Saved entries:
###
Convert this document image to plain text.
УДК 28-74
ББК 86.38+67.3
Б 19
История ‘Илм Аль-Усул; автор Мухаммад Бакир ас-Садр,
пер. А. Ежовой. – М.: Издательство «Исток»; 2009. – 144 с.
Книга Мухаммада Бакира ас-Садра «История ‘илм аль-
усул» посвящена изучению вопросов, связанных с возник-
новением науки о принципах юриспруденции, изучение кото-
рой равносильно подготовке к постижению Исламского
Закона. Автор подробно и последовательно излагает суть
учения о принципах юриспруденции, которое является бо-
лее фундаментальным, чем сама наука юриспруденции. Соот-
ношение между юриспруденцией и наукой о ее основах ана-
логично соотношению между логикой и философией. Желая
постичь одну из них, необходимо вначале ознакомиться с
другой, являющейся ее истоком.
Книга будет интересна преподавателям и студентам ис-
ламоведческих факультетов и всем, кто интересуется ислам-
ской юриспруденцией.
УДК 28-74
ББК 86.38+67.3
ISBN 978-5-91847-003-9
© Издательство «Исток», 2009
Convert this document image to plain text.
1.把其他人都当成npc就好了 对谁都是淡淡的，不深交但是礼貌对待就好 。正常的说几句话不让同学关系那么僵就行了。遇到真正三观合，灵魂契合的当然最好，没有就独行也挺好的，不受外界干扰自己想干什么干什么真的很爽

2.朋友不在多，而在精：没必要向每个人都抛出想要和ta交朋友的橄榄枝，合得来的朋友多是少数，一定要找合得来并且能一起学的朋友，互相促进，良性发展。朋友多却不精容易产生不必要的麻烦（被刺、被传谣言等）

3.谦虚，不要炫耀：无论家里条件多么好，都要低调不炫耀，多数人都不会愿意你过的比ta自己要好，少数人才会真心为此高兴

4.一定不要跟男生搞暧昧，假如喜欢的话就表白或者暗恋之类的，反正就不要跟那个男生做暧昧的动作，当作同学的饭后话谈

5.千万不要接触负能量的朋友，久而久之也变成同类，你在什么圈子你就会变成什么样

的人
###
# EXERCISE INSTRUCTIONS
Among the lines of the material, find those that hold the word "между" and copy them.

# THE COMPLETED TASK
ношение между юриспруденцией и наукой о ее основах ана-
логично соотношению между логикой и философией. Желая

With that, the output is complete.